##### Data shown #####
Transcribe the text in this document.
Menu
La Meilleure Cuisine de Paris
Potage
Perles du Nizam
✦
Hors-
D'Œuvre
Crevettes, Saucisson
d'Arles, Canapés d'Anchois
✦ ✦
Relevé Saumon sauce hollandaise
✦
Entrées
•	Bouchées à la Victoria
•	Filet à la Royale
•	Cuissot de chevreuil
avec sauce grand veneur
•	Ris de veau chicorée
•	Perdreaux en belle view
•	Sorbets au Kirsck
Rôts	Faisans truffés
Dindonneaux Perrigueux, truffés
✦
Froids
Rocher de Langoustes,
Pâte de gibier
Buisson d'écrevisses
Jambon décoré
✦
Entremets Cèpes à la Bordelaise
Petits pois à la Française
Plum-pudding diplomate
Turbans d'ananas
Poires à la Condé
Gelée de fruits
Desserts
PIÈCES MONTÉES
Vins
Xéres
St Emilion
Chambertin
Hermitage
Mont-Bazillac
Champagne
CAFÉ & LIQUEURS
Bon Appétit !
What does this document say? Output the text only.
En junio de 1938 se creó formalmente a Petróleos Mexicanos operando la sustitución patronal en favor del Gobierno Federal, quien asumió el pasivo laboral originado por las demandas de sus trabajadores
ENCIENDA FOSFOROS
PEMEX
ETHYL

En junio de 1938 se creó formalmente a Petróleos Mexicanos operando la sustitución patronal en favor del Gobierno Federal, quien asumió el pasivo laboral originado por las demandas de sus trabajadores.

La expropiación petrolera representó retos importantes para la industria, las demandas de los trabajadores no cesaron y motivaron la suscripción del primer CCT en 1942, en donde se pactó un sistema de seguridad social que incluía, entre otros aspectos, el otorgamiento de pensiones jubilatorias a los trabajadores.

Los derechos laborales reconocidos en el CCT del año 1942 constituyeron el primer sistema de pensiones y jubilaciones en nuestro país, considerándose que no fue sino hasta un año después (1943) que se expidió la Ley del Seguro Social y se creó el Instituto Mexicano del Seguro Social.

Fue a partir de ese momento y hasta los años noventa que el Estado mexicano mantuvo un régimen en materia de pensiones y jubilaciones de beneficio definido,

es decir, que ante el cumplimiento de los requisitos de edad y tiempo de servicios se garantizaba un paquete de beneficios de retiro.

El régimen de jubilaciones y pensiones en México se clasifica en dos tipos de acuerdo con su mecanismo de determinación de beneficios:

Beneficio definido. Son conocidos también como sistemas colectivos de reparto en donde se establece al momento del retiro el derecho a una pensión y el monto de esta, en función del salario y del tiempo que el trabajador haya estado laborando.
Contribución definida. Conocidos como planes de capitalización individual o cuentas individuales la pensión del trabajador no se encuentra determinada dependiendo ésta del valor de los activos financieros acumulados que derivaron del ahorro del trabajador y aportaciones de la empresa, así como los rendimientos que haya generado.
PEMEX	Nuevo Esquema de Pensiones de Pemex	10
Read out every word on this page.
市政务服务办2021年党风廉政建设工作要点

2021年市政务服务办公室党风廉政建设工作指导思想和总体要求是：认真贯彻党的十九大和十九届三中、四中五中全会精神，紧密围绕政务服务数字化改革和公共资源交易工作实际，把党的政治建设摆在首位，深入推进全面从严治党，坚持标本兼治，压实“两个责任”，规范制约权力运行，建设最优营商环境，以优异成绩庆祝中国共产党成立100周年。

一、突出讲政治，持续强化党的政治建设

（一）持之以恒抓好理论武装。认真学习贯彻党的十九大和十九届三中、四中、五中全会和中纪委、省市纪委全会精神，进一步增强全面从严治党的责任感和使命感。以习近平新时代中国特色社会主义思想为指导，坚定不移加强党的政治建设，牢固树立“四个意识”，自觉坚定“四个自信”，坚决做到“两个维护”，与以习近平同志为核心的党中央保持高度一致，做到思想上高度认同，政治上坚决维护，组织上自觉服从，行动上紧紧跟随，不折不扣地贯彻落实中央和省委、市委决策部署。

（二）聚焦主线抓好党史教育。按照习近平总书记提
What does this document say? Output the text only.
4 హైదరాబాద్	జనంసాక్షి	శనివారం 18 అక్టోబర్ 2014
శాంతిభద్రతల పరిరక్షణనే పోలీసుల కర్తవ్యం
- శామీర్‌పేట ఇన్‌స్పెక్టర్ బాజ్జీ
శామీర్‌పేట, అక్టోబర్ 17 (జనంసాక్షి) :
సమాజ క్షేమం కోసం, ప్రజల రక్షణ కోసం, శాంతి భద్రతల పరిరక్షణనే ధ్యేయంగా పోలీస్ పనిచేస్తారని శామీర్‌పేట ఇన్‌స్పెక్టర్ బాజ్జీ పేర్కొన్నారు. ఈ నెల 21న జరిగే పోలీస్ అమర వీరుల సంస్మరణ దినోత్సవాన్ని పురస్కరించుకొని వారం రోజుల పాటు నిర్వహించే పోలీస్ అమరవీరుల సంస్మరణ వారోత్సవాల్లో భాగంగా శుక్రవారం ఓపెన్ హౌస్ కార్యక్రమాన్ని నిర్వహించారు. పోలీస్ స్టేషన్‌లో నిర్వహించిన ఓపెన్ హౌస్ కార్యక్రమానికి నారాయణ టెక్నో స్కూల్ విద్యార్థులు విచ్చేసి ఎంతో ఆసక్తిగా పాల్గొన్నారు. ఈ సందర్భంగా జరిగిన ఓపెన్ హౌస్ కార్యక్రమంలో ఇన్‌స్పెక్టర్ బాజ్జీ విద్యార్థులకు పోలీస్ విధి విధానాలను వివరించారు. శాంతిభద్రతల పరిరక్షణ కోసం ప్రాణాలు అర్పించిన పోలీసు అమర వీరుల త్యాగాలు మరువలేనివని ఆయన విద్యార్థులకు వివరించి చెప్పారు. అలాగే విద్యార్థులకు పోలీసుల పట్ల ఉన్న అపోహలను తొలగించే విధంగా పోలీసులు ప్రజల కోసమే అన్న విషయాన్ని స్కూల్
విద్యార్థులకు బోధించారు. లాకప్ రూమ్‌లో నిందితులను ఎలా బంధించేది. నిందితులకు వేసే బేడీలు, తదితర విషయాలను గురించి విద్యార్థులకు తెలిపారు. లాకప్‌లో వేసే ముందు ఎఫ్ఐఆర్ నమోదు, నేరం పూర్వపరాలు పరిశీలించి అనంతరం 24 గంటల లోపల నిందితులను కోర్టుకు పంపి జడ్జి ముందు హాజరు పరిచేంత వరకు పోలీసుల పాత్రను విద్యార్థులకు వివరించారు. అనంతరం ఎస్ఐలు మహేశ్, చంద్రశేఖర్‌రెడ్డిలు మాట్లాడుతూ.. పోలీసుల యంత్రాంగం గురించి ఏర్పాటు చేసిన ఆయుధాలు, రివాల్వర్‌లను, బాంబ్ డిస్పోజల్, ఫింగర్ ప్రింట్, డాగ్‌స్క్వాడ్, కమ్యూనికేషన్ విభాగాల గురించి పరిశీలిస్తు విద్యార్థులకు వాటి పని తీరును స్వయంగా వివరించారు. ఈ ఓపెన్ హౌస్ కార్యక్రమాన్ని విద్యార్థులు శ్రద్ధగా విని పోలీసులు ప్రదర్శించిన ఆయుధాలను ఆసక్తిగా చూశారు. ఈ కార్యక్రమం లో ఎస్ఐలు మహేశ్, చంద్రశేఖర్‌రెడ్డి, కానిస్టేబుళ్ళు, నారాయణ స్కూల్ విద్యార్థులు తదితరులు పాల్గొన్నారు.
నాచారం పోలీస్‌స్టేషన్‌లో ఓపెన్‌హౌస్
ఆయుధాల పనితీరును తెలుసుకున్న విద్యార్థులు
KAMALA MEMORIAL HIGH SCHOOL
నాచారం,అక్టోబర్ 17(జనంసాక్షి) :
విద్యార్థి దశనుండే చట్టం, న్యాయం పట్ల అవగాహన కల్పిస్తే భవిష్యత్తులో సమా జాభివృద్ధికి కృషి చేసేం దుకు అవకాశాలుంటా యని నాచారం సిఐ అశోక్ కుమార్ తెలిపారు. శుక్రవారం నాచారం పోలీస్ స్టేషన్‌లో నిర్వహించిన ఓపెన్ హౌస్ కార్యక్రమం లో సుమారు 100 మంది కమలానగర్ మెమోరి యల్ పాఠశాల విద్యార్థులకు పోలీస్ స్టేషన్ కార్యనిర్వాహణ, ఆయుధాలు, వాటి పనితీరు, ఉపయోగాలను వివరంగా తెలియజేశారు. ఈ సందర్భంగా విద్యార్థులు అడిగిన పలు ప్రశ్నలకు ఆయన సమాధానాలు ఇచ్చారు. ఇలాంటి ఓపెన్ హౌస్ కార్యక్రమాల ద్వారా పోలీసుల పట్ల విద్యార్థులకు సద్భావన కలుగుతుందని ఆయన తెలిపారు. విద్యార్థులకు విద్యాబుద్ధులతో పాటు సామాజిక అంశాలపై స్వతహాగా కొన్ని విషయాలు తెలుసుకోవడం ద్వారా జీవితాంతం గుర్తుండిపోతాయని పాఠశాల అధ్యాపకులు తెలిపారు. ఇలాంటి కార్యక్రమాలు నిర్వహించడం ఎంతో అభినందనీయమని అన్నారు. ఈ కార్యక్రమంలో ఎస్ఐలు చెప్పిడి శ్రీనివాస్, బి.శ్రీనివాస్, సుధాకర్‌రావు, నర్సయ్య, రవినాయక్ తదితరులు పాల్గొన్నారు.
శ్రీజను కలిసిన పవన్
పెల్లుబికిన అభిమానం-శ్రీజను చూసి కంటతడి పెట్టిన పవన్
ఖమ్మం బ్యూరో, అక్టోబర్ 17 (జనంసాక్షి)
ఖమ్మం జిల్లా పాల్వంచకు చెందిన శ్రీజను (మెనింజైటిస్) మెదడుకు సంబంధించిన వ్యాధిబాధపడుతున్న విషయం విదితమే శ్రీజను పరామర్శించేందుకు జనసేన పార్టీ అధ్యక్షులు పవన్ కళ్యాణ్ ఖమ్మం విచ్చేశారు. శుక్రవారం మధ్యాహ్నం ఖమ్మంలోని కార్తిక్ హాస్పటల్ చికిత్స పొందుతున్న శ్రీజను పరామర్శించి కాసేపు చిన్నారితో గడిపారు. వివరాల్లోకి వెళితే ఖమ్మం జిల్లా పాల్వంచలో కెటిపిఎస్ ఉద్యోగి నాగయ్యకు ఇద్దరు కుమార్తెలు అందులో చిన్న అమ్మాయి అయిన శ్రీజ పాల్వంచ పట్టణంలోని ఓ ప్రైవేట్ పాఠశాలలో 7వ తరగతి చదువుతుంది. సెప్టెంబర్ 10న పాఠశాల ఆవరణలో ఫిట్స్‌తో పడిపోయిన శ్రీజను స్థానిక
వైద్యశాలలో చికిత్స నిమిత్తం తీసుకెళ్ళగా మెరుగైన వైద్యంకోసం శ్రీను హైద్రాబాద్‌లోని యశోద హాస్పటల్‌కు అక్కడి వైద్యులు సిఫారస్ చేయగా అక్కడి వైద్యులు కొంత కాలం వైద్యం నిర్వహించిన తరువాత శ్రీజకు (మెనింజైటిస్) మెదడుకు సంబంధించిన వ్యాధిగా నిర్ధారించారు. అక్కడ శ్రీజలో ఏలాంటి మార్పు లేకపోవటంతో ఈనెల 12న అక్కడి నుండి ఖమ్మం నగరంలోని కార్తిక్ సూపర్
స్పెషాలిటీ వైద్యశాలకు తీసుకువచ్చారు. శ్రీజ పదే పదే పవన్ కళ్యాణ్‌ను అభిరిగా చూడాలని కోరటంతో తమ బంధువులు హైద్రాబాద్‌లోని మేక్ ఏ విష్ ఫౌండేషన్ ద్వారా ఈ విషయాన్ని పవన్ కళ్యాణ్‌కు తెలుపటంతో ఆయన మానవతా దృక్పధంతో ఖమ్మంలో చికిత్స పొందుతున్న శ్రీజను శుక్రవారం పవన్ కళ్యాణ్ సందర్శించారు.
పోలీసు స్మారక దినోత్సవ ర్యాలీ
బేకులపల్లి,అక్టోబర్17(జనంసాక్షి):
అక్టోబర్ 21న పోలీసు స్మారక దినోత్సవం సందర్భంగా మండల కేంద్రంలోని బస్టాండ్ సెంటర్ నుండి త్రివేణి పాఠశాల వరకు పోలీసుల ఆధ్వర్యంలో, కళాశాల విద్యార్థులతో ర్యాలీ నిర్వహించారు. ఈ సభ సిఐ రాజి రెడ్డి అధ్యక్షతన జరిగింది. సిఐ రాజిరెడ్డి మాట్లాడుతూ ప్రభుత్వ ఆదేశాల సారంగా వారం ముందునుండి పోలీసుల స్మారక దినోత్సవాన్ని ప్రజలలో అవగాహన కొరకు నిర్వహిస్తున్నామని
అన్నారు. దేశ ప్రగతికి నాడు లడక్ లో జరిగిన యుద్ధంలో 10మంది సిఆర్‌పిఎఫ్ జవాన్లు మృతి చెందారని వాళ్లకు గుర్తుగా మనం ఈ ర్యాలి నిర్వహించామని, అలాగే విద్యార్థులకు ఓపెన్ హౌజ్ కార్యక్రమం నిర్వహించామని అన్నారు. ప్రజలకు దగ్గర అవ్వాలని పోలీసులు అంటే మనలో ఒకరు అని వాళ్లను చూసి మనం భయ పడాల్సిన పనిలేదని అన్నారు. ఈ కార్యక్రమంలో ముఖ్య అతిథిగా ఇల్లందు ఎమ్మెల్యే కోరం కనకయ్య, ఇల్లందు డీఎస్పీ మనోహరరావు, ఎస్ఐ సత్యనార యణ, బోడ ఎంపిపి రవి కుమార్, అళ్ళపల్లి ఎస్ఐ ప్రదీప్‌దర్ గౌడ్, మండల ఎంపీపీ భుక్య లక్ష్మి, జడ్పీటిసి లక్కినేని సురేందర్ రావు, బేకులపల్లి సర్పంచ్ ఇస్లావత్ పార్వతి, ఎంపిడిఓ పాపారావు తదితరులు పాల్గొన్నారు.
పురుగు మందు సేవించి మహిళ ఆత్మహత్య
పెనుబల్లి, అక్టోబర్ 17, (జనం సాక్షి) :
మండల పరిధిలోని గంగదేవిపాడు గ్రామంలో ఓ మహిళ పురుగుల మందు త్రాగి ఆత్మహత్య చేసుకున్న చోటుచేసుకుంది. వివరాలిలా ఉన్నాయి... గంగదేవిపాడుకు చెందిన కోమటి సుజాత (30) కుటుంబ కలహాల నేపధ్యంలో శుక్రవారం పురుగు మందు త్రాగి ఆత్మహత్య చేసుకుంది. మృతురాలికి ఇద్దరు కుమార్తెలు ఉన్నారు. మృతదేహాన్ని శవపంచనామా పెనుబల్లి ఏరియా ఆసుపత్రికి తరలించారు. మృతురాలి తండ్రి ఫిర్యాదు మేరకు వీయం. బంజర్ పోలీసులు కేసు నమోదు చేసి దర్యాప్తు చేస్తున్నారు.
#####
Task objective → Check every line in the material above for the string "PEMEX", then give only the number of lines that have it.

Task answer → 2